**EXERCISE INSTRUCTIONS**
Copy the records below exactly, omitting any pictures they contain.

**DATA FOR THE TASK**
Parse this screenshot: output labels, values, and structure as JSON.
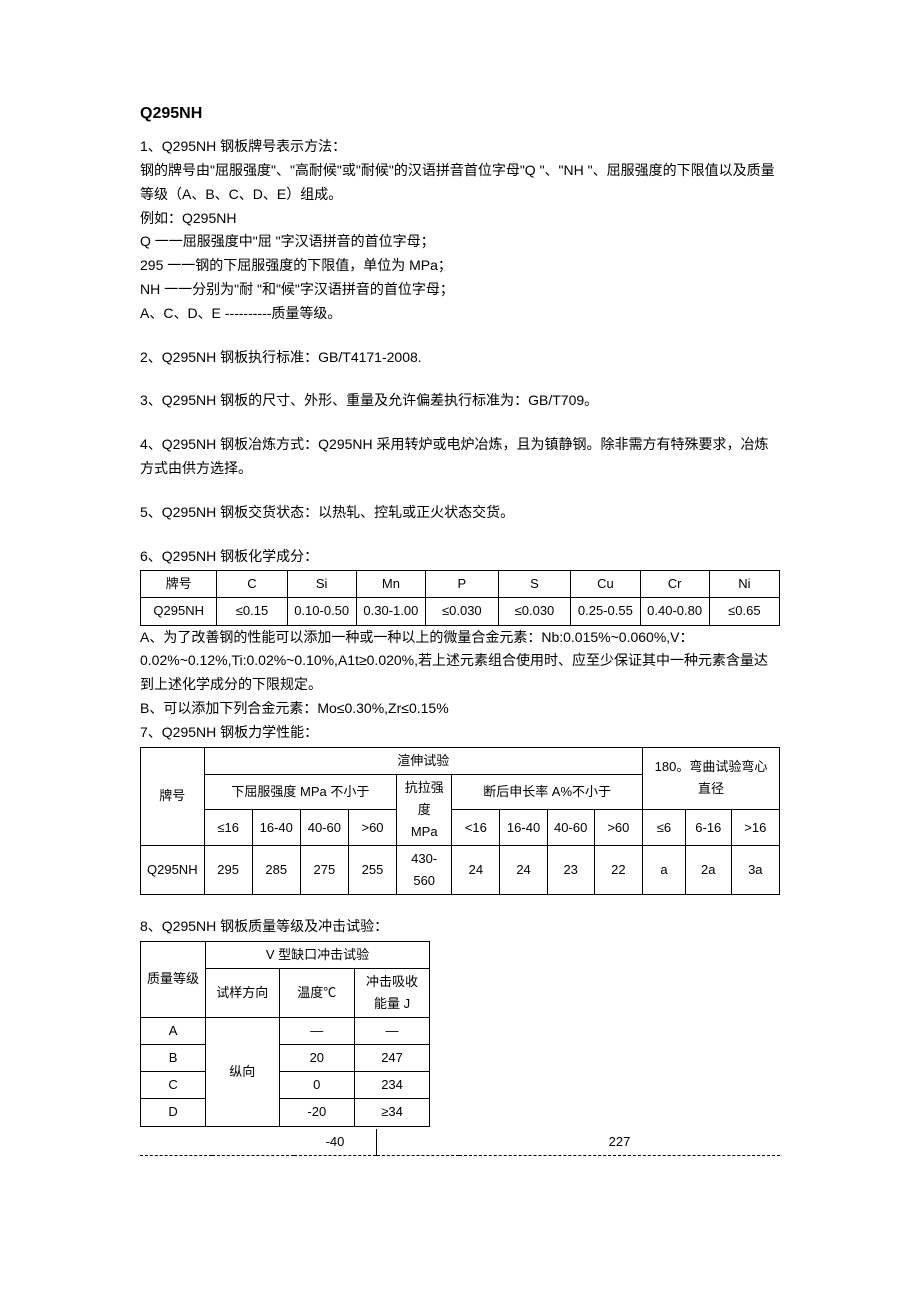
{
  "title": "Q295NH",
  "sec1": {
    "heading": "1、Q295NH 钢板牌号表示方法：",
    "p1": "钢的牌号由\"屈服强度\"、\"高耐候\"或\"耐候\"的汉语拼音首位字母\"Q \"、\"NH \"、屈服强度的下限值以及质量等级（A、B、C、D、E）组成。",
    "p2": "例如：Q295NH",
    "p3": "Q 一一屈服强度中\"屈 \"字汉语拼音的首位字母；",
    "p4": "295 一一钢的下屈服强度的下限值，单位为 MPa；",
    "p5": "NH 一一分别为\"耐 \"和\"候\"字汉语拼音的首位字母；",
    "p6": "A、C、D、E ----------质量等级。"
  },
  "sec2": "2、Q295NH 钢板执行标准：GB/T4171-2008.",
  "sec3": "3、Q295NH 钢板的尺寸、外形、重量及允许偏差执行标准为：GB/T709。",
  "sec4": "4、Q295NH 钢板冶炼方式：Q295NH 采用转炉或电炉冶炼，且为镇静钢。除非需方有特殊要求，冶炼方式由供方选择。",
  "sec5": "5、Q295NH 钢板交货状态：以热轧、控轧或正火状态交货。",
  "sec6": {
    "heading": "6、Q295NH 钢板化学成分：",
    "headers": [
      "牌号",
      "C",
      "Si",
      "Mn",
      "P",
      "S",
      "Cu",
      "Cr",
      "Ni"
    ],
    "row": [
      "Q295NH",
      "≤0.15",
      "0.10-0.50",
      "0.30-1.00",
      "≤0.030",
      "≤0.030",
      "0.25-0.55",
      "0.40-0.80",
      "≤0.65"
    ],
    "note1": "A、为了改善钢的性能可以添加一种或一种以上的微量合金元素：Nb:0.015%~0.060%,V：",
    "note2": "0.02%~0.12%,Ti:0.02%~0.10%,A1t≥0.020%,若上述元素组合使用时、应至少保证其中一种元素含量达到上述化学成分的下限规定。",
    "note3": "B、可以添加下列合金元素：Mo≤0.30%,Zr≤0.15%"
  },
  "sec7": {
    "heading": "7、Q295NH 钢板力学性能：",
    "h_grade": "牌号",
    "h_tensile": "渲伸试验",
    "h_bend": "180。弯曲试验弯心直径",
    "h_yield": "下屈服强度 MPa 不小于",
    "h_tensile_str": "抗拉强度 MPa",
    "h_elong": "断后申长率 A%不小于",
    "y_cols": [
      "≤16",
      "16-40",
      "40-60",
      ">60"
    ],
    "e_cols": [
      "<16",
      "16-40",
      "40-60",
      ">60"
    ],
    "b_cols": [
      "≤6",
      "6-16",
      ">16"
    ],
    "row": {
      "grade": "Q295NH",
      "yield": [
        "295",
        "285",
        "275",
        "255"
      ],
      "tensile": "430-560",
      "elong": [
        "24",
        "24",
        "23",
        "22"
      ],
      "bend": [
        "a",
        "2a",
        "3a"
      ]
    }
  },
  "sec8": {
    "heading": "8、Q295NH 钢板质量等级及冲击试验：",
    "h_grade": "质量等级",
    "h_impact": "V 型缺口冲击试验",
    "h_dir": "试样方向",
    "h_temp": "温度℃",
    "h_energy": "冲击吸收能量 J",
    "dir": "纵向",
    "rows": [
      {
        "g": "A",
        "t": "—",
        "e": "—"
      },
      {
        "g": "B",
        "t": "20",
        "e": "247"
      },
      {
        "g": "C",
        "t": "0",
        "e": "234"
      },
      {
        "g": "D",
        "t": "-20",
        "e": "≥34"
      }
    ],
    "last_t": "-40",
    "last_e": "227"
  }
}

**FINISHED EXERCISE**
Parse this screenshot: output labels, values, and structure as JSON.
{
  "title": "Q295NH",
  "sec1": {
    "heading": "1、Q295NH 钢板牌号表示方法：",
    "p1": "钢的牌号由\"屈服强度\"、\"高耐候\"或\"耐候\"的汉语拼音首位字母\"Q \"、\"NH \"、屈服强度的下限值以及质量等级（A、B、C、D、E）组成。",
    "p2": "例如：Q295NH",
    "p3": "Q 一一屈服强度中\"屈 \"字汉语拼音的首位字母；",
    "p4": "295 一一钢的下屈服强度的下限值，单位为 MPa；",
    "p5": "NH 一一分别为\"耐 \"和\"候\"字汉语拼音的首位字母；",
    "p6": "A、C、D、E ----------质量等级。"
  },
  "sec2": "2、Q295NH 钢板执行标准：GB/T4171-2008.",
  "sec3": "3、Q295NH 钢板的尺寸、外形、重量及允许偏差执行标准为：GB/T709。",
  "sec4": "4、Q295NH 钢板冶炼方式：Q295NH 采用转炉或电炉冶炼，且为镇静钢。除非需方有特殊要求，冶炼方式由供方选择。",
  "sec5": "5、Q295NH 钢板交货状态：以热轧、控轧或正火状态交货。",
  "sec6": {
    "heading": "6、Q295NH 钢板化学成分：",
    "headers": [
      "牌号",
      "C",
      "Si",
      "Mn",
      "P",
      "S",
      "Cu",
      "Cr",
      "Ni"
    ],
    "row": [
      "Q295NH",
      "≤0.15",
      "0.10-0.50",
      "0.30-1.00",
      "≤0.030",
      "≤0.030",
      "0.25-0.55",
      "0.40-0.80",
      "≤0.65"
    ],
    "note1": "A、为了改善钢的性能可以添加一种或一种以上的微量合金元素：Nb:0.015%~0.060%,V：",
    "note2": "0.02%~0.12%,Ti:0.02%~0.10%,A1t≥0.020%,若上述元素组合使用时、应至少保证其中一种元素含量达到上述化学成分的下限规定。",
    "note3": "B、可以添加下列合金元素：Mo≤0.30%,Zr≤0.15%"
  },
  "sec7": {
    "heading": "7、Q295NH 钢板力学性能：",
    "h_grade": "牌号",
    "h_tensile": "渲伸试验",
    "h_bend": "180。弯曲试验弯心直径",
    "h_yield": "下屈服强度 MPa 不小于",
    "h_tensile_str": "抗拉强度 MPa",
    "h_elong": "断后申长率 A%不小于",
    "y_cols": [
      "≤16",
      "16-40",
      "40-60",
      ">60"
    ],
    "e_cols": [
      "<16",
      "16-40",
      "40-60",
      ">60"
    ],
    "b_cols": [
      "≤6",
      "6-16",
      ">16"
    ],
    "row": {
      "grade": "Q295NH",
      "yield": [
        "295",
        "285",
        "275",
        "255"
      ],
      "tensile": "430-560",
      "elong": [
        "24",
        "24",
        "23",
        "22"
      ],
      "bend": [
        "a",
        "2a",
        "3a"
      ]
    }
  },
  "sec8": {
    "heading": "8、Q295NH 钢板质量等级及冲击试验：",
    "h_grade": "质量等级",
    "h_impact": "V 型缺口冲击试验",
    "h_dir": "试样方向",
    "h_temp": "温度℃",
    "h_energy": "冲击吸收能量 J",
    "dir": "纵向",
    "rows": [
      {
        "g": "A",
        "t": "—",
        "e": "—"
      },
      {
        "g": "B",
        "t": "20",
        "e": "247"
      },
      {
        "g": "C",
        "t": "0",
        "e": "234"
      },
      {
        "g": "D",
        "t": "-20",
        "e": "≥34"
      }
    ],
    "last_t": "-40",
    "last_e": "227"
  }
}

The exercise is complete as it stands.